[Entries from a visual dataset]
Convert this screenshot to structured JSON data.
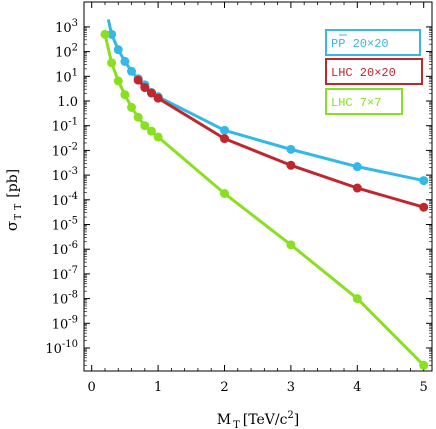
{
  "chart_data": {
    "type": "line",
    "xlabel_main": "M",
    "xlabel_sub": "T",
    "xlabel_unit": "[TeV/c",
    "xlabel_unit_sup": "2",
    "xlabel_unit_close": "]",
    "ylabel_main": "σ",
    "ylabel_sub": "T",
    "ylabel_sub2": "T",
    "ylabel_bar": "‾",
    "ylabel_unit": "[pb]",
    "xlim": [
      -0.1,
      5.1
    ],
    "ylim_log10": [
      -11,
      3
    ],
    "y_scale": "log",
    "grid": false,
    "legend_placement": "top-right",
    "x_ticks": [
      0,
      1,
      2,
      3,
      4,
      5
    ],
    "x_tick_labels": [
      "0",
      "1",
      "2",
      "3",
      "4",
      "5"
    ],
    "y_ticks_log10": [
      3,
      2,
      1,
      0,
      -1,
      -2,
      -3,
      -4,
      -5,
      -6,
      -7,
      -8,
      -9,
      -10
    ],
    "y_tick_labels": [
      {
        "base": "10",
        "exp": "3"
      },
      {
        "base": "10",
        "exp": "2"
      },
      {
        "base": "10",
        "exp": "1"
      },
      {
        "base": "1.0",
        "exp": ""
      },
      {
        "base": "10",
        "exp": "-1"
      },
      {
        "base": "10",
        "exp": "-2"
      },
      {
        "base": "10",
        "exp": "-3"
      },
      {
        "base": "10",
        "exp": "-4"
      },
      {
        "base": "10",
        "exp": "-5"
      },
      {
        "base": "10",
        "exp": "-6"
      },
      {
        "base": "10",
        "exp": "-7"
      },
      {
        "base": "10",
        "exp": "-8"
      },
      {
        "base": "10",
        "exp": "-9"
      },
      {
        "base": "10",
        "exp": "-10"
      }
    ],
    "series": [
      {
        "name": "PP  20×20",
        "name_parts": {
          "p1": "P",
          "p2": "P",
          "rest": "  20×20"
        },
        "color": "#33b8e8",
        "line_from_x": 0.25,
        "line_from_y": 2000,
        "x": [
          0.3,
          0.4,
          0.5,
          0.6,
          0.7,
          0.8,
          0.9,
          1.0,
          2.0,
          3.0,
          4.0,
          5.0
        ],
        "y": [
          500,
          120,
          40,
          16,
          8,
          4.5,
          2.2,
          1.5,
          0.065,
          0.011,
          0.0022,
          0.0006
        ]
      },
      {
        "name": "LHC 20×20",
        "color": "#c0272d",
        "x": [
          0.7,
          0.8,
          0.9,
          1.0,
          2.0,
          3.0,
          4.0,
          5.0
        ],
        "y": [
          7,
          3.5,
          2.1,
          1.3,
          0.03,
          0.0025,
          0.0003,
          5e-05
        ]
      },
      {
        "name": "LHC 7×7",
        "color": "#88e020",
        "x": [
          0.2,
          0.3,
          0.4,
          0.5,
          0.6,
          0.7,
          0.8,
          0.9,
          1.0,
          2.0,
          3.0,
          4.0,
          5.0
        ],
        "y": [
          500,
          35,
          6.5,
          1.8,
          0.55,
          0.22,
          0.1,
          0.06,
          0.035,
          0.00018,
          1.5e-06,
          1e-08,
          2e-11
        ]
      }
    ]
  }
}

→ **The problem**:
Leave the pictures out and write out every entry exactly as given.

→ **Exercise output**:
Convert this screenshot to structured JSON data.
{
  "chart_data": {
    "type": "line",
    "xlabel_main": "M",
    "xlabel_sub": "T",
    "xlabel_unit": "[TeV/c",
    "xlabel_unit_sup": "2",
    "xlabel_unit_close": "]",
    "ylabel_main": "σ",
    "ylabel_sub": "T",
    "ylabel_sub2": "T",
    "ylabel_bar": "‾",
    "ylabel_unit": "[pb]",
    "xlim": [
      -0.1,
      5.1
    ],
    "ylim_log10": [
      -11,
      3
    ],
    "y_scale": "log",
    "grid": false,
    "legend_placement": "top-right",
    "x_ticks": [
      0,
      1,
      2,
      3,
      4,
      5
    ],
    "x_tick_labels": [
      "0",
      "1",
      "2",
      "3",
      "4",
      "5"
    ],
    "y_ticks_log10": [
      3,
      2,
      1,
      0,
      -1,
      -2,
      -3,
      -4,
      -5,
      -6,
      -7,
      -8,
      -9,
      -10
    ],
    "y_tick_labels": [
      {
        "base": "10",
        "exp": "3"
      },
      {
        "base": "10",
        "exp": "2"
      },
      {
        "base": "10",
        "exp": "1"
      },
      {
        "base": "1.0",
        "exp": ""
      },
      {
        "base": "10",
        "exp": "-1"
      },
      {
        "base": "10",
        "exp": "-2"
      },
      {
        "base": "10",
        "exp": "-3"
      },
      {
        "base": "10",
        "exp": "-4"
      },
      {
        "base": "10",
        "exp": "-5"
      },
      {
        "base": "10",
        "exp": "-6"
      },
      {
        "base": "10",
        "exp": "-7"
      },
      {
        "base": "10",
        "exp": "-8"
      },
      {
        "base": "10",
        "exp": "-9"
      },
      {
        "base": "10",
        "exp": "-10"
      }
    ],
    "series": [
      {
        "name": "PP  20×20",
        "name_parts": {
          "p1": "P",
          "p2": "P",
          "rest": "  20×20"
        },
        "color": "#33b8e8",
        "line_from_x": 0.25,
        "line_from_y": 2000,
        "x": [
          0.3,
          0.4,
          0.5,
          0.6,
          0.7,
          0.8,
          0.9,
          1.0,
          2.0,
          3.0,
          4.0,
          5.0
        ],
        "y": [
          500,
          120,
          40,
          16,
          8,
          4.5,
          2.2,
          1.5,
          0.065,
          0.011,
          0.0022,
          0.0006
        ]
      },
      {
        "name": "LHC 20×20",
        "color": "#c0272d",
        "x": [
          0.7,
          0.8,
          0.9,
          1.0,
          2.0,
          3.0,
          4.0,
          5.0
        ],
        "y": [
          7,
          3.5,
          2.1,
          1.3,
          0.03,
          0.0025,
          0.0003,
          5e-05
        ]
      },
      {
        "name": "LHC 7×7",
        "color": "#88e020",
        "x": [
          0.2,
          0.3,
          0.4,
          0.5,
          0.6,
          0.7,
          0.8,
          0.9,
          1.0,
          2.0,
          3.0,
          4.0,
          5.0
        ],
        "y": [
          500,
          35,
          6.5,
          1.8,
          0.55,
          0.22,
          0.1,
          0.06,
          0.035,
          0.00018,
          1.5e-06,
          1e-08,
          2e-11
        ]
      }
    ]
  }
}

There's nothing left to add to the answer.